::: Extracted material :::

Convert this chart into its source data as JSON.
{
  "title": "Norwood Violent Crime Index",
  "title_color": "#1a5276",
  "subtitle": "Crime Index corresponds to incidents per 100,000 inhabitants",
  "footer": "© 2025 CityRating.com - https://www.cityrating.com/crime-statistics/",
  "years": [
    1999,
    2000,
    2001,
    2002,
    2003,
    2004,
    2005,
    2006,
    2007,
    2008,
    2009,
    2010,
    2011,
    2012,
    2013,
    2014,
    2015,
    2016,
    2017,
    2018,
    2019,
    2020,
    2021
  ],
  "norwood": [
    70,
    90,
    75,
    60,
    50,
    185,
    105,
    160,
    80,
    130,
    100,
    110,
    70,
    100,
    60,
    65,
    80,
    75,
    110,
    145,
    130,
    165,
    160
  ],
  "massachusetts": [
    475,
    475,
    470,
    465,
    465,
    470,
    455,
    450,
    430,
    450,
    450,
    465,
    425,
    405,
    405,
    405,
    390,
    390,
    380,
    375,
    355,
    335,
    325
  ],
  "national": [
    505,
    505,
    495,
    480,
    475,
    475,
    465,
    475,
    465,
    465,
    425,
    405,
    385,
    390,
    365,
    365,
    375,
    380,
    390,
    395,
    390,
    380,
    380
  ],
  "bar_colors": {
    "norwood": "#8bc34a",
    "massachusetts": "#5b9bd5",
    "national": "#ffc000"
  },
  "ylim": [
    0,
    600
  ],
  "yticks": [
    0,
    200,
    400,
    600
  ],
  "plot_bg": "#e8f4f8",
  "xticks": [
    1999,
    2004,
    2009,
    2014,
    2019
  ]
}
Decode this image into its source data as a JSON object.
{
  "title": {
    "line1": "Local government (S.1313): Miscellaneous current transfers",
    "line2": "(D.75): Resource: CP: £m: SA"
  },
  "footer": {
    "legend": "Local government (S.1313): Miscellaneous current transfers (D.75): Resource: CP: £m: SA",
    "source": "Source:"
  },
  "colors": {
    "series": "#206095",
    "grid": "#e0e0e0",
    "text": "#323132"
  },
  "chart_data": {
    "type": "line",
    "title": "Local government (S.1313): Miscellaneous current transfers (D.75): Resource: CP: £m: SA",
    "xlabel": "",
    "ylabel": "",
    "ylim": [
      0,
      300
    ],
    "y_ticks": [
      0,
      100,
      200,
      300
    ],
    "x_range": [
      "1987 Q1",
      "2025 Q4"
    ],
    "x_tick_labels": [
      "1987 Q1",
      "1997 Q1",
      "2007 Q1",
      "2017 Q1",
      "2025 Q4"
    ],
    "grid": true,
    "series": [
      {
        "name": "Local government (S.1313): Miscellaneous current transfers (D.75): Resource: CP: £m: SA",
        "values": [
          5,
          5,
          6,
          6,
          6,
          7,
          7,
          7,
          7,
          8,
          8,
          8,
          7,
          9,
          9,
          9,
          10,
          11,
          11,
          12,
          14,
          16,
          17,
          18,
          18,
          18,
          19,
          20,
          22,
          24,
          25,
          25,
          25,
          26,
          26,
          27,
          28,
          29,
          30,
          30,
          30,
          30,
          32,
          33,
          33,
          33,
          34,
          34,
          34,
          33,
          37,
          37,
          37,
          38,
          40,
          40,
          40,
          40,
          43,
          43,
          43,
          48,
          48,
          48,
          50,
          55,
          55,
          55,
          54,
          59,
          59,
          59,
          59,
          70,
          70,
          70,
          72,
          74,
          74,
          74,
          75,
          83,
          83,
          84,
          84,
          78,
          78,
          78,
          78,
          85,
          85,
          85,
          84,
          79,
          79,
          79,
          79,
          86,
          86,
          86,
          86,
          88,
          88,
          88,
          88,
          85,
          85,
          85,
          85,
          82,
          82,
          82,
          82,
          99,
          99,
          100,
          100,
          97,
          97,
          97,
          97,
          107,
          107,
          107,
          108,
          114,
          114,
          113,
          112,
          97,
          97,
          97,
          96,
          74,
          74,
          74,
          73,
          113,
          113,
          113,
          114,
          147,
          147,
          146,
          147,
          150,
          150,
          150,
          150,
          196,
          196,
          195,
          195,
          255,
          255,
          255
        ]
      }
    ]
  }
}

:::

• **Problem details**
Reproduce each entry above exactly, keeping every word.

• **The solution**
Convert this chart into its source data as JSON.
{
  "title": "Norwood Violent Crime Index",
  "title_color": "#1a5276",
  "subtitle": "Crime Index corresponds to incidents per 100,000 inhabitants",
  "footer": "© 2025 CityRating.com - https://www.cityrating.com/crime-statistics/",
  "years": [
    1999,
    2000,
    2001,
    2002,
    2003,
    2004,
    2005,
    2006,
    2007,
    2008,
    2009,
    2010,
    2011,
    2012,
    2013,
    2014,
    2015,
    2016,
    2017,
    2018,
    2019,
    2020,
    2021
  ],
  "norwood": [
    70,
    90,
    75,
    60,
    50,
    185,
    105,
    160,
    80,
    130,
    100,
    110,
    70,
    100,
    60,
    65,
    80,
    75,
    110,
    145,
    130,
    165,
    160
  ],
  "massachusetts": [
    475,
    475,
    470,
    465,
    465,
    470,
    455,
    450,
    430,
    450,
    450,
    465,
    425,
    405,
    405,
    405,
    390,
    390,
    380,
    375,
    355,
    335,
    325
  ],
  "national": [
    505,
    505,
    495,
    480,
    475,
    475,
    465,
    475,
    465,
    465,
    425,
    405,
    385,
    390,
    365,
    365,
    375,
    380,
    390,
    395,
    390,
    380,
    380
  ],
  "bar_colors": {
    "norwood": "#8bc34a",
    "massachusetts": "#5b9bd5",
    "national": "#ffc000"
  },
  "ylim": [
    0,
    600
  ],
  "yticks": [
    0,
    200,
    400,
    600
  ],
  "plot_bg": "#e8f4f8",
  "xticks": [
    1999,
    2004,
    2009,
    2014,
    2019
  ]
}
Decode this image into its source data as a JSON object.
{
  "title": {
    "line1": "Local government (S.1313): Miscellaneous current transfers",
    "line2": "(D.75): Resource: CP: £m: SA"
  },
  "footer": {
    "legend": "Local government (S.1313): Miscellaneous current transfers (D.75): Resource: CP: £m: SA",
    "source": "Source:"
  },
  "colors": {
    "series": "#206095",
    "grid": "#e0e0e0",
    "text": "#323132"
  },
  "chart_data": {
    "type": "line",
    "title": "Local government (S.1313): Miscellaneous current transfers (D.75): Resource: CP: £m: SA",
    "xlabel": "",
    "ylabel": "",
    "ylim": [
      0,
      300
    ],
    "y_ticks": [
      0,
      100,
      200,
      300
    ],
    "x_range": [
      "1987 Q1",
      "2025 Q4"
    ],
    "x_tick_labels": [
      "1987 Q1",
      "1997 Q1",
      "2007 Q1",
      "2017 Q1",
      "2025 Q4"
    ],
    "grid": true,
    "series": [
      {
        "name": "Local government (S.1313): Miscellaneous current transfers (D.75): Resource: CP: £m: SA",
        "values": [
          5,
          5,
          6,
          6,
          6,
          7,
          7,
          7,
          7,
          8,
          8,
          8,
          7,
          9,
          9,
          9,
          10,
          11,
          11,
          12,
          14,
          16,
          17,
          18,
          18,
          18,
          19,
          20,
          22,
          24,
          25,
          25,
          25,
          26,
          26,
          27,
          28,
          29,
          30,
          30,
          30,
          30,
          32,
          33,
          33,
          33,
          34,
          34,
          34,
          33,
          37,
          37,
          37,
          38,
          40,
          40,
          40,
          40,
          43,
          43,
          43,
          48,
          48,
          48,
          50,
          55,
          55,
          55,
          54,
          59,
          59,
          59,
          59,
          70,
          70,
          70,
          72,
          74,
          74,
          74,
          75,
          83,
          83,
          84,
          84,
          78,
          78,
          78,
          78,
          85,
          85,
          85,
          84,
          79,
          79,
          79,
          79,
          86,
          86,
          86,
          86,
          88,
          88,
          88,
          88,
          85,
          85,
          85,
          85,
          82,
          82,
          82,
          82,
          99,
          99,
          100,
          100,
          97,
          97,
          97,
          97,
          107,
          107,
          107,
          108,
          114,
          114,
          113,
          112,
          97,
          97,
          97,
          96,
          74,
          74,
          74,
          73,
          113,
          113,
          113,
          114,
          147,
          147,
          146,
          147,
          150,
          150,
          150,
          150,
          196,
          196,
          195,
          195,
          255,
          255,
          255
        ]
      }
    ]
  }
}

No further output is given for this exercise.